▸ **Task statement**
Omit every picture, then give all the entries again exactly.

▸ **Input for this task**
__________________________________________________

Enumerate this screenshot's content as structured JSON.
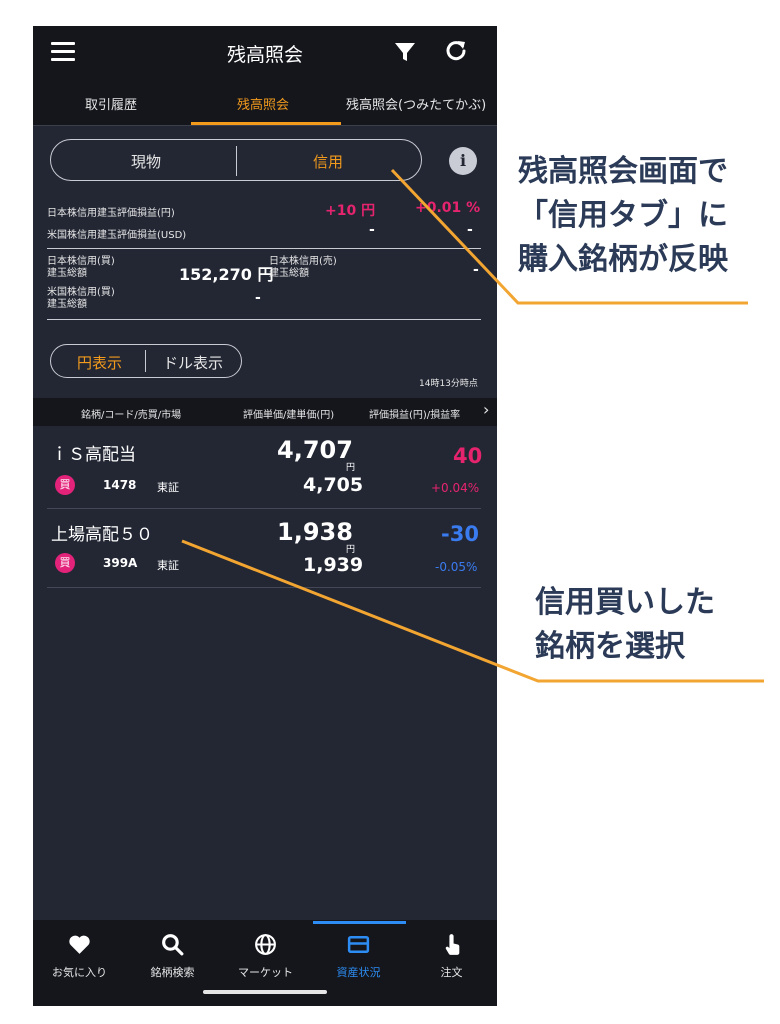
{
  "header": {
    "title": "残高照会"
  },
  "tabs": [
    {
      "label": "取引履歴"
    },
    {
      "label": "残高照会"
    },
    {
      "label": "残高照会(つみたてかぶ)"
    }
  ],
  "segment": {
    "left": "現物",
    "right": "信用"
  },
  "summary": {
    "jp_label": "日本株信用建玉評価損益(円)",
    "jp_value": "+10 円",
    "jp_rate": "+0.01 %",
    "us_label": "米国株信用建玉評価損益(USD)",
    "us_value": "-",
    "us_rate": "-",
    "jp_buy_label_1": "日本株信用(買)",
    "jp_buy_label_2": "建玉総額",
    "jp_buy_value": "152,270 円",
    "jp_sell_label_1": "日本株信用(売)",
    "jp_sell_label_2": "建玉総額",
    "jp_sell_value": "-",
    "us_buy_label_1": "米国株信用(買)",
    "us_buy_label_2": "建玉総額",
    "us_buy_value": "-"
  },
  "currency": {
    "yen": "円表示",
    "dollar": "ドル表示",
    "timestamp": "14時13分時点"
  },
  "table_header": {
    "col1": "銘柄/コード/売買/市場",
    "col2": "評価単価/建単価(円)",
    "col3": "評価損益(円)/損益率",
    "more": "›"
  },
  "rows": [
    {
      "name": "ｉＳ高配当",
      "badge": "買",
      "code": "1478",
      "market": "東証",
      "eval_price": "4,707",
      "yen": "円",
      "cost_price": "4,705",
      "pl": "40",
      "rate": "+0.04%",
      "pl_color": "#e6246e"
    },
    {
      "name": "上場高配５０",
      "badge": "買",
      "code": "399A",
      "market": "東証",
      "eval_price": "1,938",
      "yen": "円",
      "cost_price": "1,939",
      "pl": "-30",
      "rate": "-0.05%",
      "pl_color": "#3a7bef"
    }
  ],
  "nav": [
    {
      "label": "お気に入り",
      "icon": "heart-icon"
    },
    {
      "label": "銘柄検索",
      "icon": "search-icon"
    },
    {
      "label": "マーケット",
      "icon": "globe-icon"
    },
    {
      "label": "資産状況",
      "icon": "card-icon"
    },
    {
      "label": "注文",
      "icon": "tap-icon"
    }
  ],
  "annotations": {
    "a1_line1": "残高照会画面で",
    "a1_line2": "「信用タブ」に",
    "a1_line3": "購入銘柄が反映",
    "a2_line1": "信用買いした",
    "a2_line2": "銘柄を選択"
  },
  "colors": {
    "accent": "#f19a1c",
    "positive": "#e6246e",
    "negative": "#3a7bef",
    "nav_active": "#2d8df4",
    "annotation": "#2b3a57"
  }
}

__________________________________________________

▸ **Solution to the problem**
Enumerate this screenshot's content as structured JSON.
{
  "header": {
    "title": "残高照会"
  },
  "tabs": [
    {
      "label": "取引履歴"
    },
    {
      "label": "残高照会"
    },
    {
      "label": "残高照会(つみたてかぶ)"
    }
  ],
  "segment": {
    "left": "現物",
    "right": "信用"
  },
  "summary": {
    "jp_label": "日本株信用建玉評価損益(円)",
    "jp_value": "+10 円",
    "jp_rate": "+0.01 %",
    "us_label": "米国株信用建玉評価損益(USD)",
    "us_value": "-",
    "us_rate": "-",
    "jp_buy_label_1": "日本株信用(買)",
    "jp_buy_label_2": "建玉総額",
    "jp_buy_value": "152,270 円",
    "jp_sell_label_1": "日本株信用(売)",
    "jp_sell_label_2": "建玉総額",
    "jp_sell_value": "-",
    "us_buy_label_1": "米国株信用(買)",
    "us_buy_label_2": "建玉総額",
    "us_buy_value": "-"
  },
  "currency": {
    "yen": "円表示",
    "dollar": "ドル表示",
    "timestamp": "14時13分時点"
  },
  "table_header": {
    "col1": "銘柄/コード/売買/市場",
    "col2": "評価単価/建単価(円)",
    "col3": "評価損益(円)/損益率",
    "more": "›"
  },
  "rows": [
    {
      "name": "ｉＳ高配当",
      "badge": "買",
      "code": "1478",
      "market": "東証",
      "eval_price": "4,707",
      "yen": "円",
      "cost_price": "4,705",
      "pl": "40",
      "rate": "+0.04%",
      "pl_color": "#e6246e"
    },
    {
      "name": "上場高配５０",
      "badge": "買",
      "code": "399A",
      "market": "東証",
      "eval_price": "1,938",
      "yen": "円",
      "cost_price": "1,939",
      "pl": "-30",
      "rate": "-0.05%",
      "pl_color": "#3a7bef"
    }
  ],
  "nav": [
    {
      "label": "お気に入り",
      "icon": "heart-icon"
    },
    {
      "label": "銘柄検索",
      "icon": "search-icon"
    },
    {
      "label": "マーケット",
      "icon": "globe-icon"
    },
    {
      "label": "資産状況",
      "icon": "card-icon"
    },
    {
      "label": "注文",
      "icon": "tap-icon"
    }
  ],
  "annotations": {
    "a1_line1": "残高照会画面で",
    "a1_line2": "「信用タブ」に",
    "a1_line3": "購入銘柄が反映",
    "a2_line1": "信用買いした",
    "a2_line2": "銘柄を選択"
  },
  "colors": {
    "accent": "#f19a1c",
    "positive": "#e6246e",
    "negative": "#3a7bef",
    "nav_active": "#2d8df4",
    "annotation": "#2b3a57"
  }
}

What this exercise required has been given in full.